  • In conclusion, re-enactors killed this pterodactyl.
  • Ahhhh, that "willing suspension of disbelief" First he just happens to be in a town with a book store that carries paranormal books. He just happens to buy a particular book that just happens to have a photo of a pterowhatzit in it. Looked at the photo, glanced at the explanation, and laughed off the analysis.
  • Well, I think it's real.
  • I demand a mini-series with civil war soldiers fighting dinosaurs. I want it now. Now, I say.
  • That would be so awesome! Add to the show a ninja squad led by Sharpe and Ghengis Khan that rode on deinonychii and it'd never get cancelled.
  • It's not real unless Shelby Foote says it happened while "Ashokan Farewell" plays in the background.
  • "Dearest Mama, Life in the civil war is hard and the grits is waxy day in and day out. Corporal Maxihut's men fired on the biggest bird I ever seen yesterday, and it is truly a testament to god's creation that such a wonder can exist at all. We ate it with beans and some kind of reddish brown sauce, then all of us danced a jig to our authentic folk-music which will someday be available on compact disc to those who donate 50$ to their local PBS station. I sure hope I don't die tomorrow. Your son, Jeb" The next day, Jeb was among the thousands of 12 year old boys killed in the battle of Wavy Creek.
  • *slow pan across a grainy photo to a upended pan of beans*
  • I demand a mini-series with civil war soldiers fighting dinosaurs. You want to see civil war soldiers fighting themselves?
  • And it must be produced in Superanimation with lots of cool, detailed models.
  • After reading today's FPP on the McSweeney's monkey thing, and a few of the others once there, I'm convinced that the writing on MonkeyFilter follows much the same humorous path, but with much better writing and more variety.
  • Well, duh!
  • General Leonidas Polk - 1864 "The battle went well. So well... we thought it was over after the first hour. Then, out of the clouds came the dactyls. The damned yankees had bred them for temperment. None were guns hy. They dive bombed our front lines with a tenacity I've never seen. In each claw held a firebomb of unconventional design. Our boys never stood a chance. Most soldiers ran at first sight of the horrible beasts. Others stood frozen with fear. Those were the ones who died. I have petitioned Jefferson Davis for our own fleet of dactyls. As of yet my letters have gone unanswered...."

++++++++++

### PROBLEM
Give every personal name in the comments on the pterodactyl photo, spelled as the comments spell it. The data that follow come from a different source than the comments.

++++++++++

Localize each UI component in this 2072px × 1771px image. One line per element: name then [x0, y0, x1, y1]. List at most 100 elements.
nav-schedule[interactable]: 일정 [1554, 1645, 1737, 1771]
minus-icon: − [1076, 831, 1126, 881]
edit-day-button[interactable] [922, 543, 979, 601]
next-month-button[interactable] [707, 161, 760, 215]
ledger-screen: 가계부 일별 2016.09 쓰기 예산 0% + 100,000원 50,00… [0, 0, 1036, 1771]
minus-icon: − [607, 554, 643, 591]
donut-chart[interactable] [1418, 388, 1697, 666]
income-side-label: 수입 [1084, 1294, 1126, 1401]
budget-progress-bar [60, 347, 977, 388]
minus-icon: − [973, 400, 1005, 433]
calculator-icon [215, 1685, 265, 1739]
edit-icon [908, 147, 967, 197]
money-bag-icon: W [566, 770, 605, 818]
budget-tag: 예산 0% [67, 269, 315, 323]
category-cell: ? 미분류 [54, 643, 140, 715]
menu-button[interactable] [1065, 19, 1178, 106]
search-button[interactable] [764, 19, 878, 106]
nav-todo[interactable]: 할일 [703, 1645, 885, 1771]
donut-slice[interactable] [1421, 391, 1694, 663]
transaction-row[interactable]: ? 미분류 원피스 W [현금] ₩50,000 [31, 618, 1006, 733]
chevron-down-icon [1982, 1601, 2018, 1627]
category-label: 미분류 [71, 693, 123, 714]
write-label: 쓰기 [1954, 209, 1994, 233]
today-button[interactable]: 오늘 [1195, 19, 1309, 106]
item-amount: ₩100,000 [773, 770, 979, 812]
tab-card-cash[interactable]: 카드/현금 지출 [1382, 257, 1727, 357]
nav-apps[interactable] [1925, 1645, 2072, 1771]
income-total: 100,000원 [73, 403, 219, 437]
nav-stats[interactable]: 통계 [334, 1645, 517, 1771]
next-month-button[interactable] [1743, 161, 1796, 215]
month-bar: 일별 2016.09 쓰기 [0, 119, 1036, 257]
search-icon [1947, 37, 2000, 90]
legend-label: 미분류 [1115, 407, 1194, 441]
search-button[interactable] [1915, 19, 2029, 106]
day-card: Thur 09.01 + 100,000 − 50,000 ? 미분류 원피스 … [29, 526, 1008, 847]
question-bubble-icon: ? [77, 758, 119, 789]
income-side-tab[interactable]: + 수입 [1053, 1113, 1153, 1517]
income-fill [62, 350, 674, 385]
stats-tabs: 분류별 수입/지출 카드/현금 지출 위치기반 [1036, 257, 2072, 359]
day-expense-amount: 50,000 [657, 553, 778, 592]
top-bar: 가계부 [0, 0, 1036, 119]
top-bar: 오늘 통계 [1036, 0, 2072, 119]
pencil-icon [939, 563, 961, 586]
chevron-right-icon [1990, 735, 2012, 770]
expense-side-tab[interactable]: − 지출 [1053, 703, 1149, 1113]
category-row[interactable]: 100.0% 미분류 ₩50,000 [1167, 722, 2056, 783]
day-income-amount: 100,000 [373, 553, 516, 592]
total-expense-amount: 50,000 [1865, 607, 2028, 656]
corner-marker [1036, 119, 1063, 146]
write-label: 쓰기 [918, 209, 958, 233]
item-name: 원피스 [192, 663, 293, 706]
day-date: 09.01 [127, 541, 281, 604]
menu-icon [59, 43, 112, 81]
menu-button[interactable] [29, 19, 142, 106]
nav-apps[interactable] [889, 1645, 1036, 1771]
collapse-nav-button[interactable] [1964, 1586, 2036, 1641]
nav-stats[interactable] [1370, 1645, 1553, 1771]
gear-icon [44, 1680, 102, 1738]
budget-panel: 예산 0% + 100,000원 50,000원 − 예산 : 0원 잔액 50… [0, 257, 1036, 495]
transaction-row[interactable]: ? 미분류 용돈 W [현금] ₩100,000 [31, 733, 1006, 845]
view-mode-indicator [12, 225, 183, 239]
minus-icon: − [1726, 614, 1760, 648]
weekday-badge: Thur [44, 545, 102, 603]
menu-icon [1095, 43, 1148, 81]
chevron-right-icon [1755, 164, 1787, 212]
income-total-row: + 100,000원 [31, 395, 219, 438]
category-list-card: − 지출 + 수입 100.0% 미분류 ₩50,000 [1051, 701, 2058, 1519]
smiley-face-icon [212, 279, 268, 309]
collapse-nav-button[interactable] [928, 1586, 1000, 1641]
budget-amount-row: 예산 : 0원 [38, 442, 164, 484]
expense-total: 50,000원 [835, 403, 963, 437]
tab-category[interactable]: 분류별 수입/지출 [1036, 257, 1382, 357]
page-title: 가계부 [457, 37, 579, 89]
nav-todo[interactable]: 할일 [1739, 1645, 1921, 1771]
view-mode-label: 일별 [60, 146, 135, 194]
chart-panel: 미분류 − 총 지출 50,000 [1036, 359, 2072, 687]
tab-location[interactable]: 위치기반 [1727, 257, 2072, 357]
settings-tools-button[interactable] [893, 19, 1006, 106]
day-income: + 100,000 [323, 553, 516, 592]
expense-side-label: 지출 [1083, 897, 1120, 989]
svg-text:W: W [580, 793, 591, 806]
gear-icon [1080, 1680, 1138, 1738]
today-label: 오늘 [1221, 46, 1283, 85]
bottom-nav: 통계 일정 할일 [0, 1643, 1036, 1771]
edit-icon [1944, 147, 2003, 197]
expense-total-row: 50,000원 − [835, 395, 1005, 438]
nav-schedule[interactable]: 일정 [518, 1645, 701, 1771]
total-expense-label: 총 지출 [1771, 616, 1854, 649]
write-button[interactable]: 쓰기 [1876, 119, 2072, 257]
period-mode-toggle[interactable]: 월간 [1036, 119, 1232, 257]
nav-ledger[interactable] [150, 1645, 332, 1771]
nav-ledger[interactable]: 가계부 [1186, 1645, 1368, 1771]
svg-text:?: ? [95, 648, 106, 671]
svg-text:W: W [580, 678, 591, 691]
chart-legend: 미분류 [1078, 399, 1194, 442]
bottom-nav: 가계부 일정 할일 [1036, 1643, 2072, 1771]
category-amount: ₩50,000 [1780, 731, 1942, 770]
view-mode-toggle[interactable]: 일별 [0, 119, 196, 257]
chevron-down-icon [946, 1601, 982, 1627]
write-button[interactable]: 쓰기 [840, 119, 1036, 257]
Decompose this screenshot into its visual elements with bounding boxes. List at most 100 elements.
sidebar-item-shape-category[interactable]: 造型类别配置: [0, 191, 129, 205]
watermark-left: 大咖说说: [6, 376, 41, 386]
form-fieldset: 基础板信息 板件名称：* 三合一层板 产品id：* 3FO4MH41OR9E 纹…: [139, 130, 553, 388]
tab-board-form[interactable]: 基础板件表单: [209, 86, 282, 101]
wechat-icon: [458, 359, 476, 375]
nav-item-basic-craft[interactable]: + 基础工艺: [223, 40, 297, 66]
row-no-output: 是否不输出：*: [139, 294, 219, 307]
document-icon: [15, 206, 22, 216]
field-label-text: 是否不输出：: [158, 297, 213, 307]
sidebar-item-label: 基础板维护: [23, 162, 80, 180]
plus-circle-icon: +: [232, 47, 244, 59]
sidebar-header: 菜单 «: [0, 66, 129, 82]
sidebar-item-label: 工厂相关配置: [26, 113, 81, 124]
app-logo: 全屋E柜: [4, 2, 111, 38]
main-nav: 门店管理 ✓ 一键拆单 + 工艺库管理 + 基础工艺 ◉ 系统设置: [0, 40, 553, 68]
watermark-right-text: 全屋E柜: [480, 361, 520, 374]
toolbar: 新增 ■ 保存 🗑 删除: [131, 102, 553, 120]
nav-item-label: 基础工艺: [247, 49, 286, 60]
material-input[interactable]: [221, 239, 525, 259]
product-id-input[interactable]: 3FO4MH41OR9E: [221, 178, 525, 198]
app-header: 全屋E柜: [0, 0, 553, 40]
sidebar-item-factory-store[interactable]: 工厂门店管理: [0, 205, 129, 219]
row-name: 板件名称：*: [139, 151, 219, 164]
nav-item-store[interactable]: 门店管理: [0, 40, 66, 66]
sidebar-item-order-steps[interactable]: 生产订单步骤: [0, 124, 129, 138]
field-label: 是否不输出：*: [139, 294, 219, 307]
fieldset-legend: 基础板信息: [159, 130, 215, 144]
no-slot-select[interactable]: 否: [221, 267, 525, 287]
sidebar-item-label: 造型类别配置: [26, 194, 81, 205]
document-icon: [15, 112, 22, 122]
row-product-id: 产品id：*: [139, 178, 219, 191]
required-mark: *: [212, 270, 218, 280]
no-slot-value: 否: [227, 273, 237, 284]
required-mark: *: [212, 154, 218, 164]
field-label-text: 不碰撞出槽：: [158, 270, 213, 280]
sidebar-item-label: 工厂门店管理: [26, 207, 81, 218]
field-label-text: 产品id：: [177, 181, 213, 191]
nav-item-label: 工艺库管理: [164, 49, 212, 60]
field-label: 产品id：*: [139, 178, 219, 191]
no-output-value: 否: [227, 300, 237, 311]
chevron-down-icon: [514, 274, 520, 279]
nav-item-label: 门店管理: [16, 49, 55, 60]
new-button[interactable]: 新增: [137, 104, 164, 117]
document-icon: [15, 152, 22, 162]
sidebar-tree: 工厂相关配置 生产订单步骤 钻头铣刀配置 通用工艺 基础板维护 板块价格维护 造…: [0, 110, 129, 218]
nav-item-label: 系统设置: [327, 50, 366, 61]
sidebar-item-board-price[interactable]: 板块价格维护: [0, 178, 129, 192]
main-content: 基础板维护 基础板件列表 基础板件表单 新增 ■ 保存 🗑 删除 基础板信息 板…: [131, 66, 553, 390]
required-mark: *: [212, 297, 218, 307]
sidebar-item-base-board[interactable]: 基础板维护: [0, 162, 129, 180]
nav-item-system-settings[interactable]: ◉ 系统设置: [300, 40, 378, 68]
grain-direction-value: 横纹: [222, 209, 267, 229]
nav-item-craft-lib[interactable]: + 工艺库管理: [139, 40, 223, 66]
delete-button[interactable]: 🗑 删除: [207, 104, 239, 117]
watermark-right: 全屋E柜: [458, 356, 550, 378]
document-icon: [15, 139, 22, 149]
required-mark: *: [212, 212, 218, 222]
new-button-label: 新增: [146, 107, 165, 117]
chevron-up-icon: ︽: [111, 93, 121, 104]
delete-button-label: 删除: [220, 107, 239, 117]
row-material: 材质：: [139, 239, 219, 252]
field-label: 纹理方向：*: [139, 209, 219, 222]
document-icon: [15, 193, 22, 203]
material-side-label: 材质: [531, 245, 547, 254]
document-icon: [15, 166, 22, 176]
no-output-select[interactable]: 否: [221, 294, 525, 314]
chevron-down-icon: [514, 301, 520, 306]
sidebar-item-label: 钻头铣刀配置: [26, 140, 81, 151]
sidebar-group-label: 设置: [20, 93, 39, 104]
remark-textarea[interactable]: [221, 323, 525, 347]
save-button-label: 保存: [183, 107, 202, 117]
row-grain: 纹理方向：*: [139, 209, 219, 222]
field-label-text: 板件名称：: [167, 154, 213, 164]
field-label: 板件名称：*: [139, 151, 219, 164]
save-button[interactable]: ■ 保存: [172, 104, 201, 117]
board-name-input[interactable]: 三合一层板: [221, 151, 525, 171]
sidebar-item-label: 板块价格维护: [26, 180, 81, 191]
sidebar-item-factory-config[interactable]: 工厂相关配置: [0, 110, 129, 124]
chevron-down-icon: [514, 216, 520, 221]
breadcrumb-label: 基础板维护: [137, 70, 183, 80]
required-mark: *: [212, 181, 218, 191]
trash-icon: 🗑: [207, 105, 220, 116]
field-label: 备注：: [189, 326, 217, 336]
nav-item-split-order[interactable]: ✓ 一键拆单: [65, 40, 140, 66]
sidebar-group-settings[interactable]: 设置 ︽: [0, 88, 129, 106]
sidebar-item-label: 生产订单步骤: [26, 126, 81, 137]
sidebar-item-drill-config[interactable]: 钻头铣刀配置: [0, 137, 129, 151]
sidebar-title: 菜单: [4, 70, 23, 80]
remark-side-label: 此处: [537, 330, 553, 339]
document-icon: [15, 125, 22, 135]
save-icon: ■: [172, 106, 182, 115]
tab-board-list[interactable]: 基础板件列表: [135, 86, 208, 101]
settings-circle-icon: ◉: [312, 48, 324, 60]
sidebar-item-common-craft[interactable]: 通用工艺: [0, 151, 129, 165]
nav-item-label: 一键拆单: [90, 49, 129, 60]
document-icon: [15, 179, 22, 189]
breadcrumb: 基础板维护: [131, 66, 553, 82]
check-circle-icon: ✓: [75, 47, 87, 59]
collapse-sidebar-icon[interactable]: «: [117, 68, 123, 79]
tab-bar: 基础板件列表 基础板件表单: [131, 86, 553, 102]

++++++++++

### RESPONSE TO THE TASK
Sharpe
Ghengis Khan
Shelby Foote
Maxihut (Corporal Maxihut)
Jeb
Leonidas Polk (General Leonidas Polk)
Jefferson Davis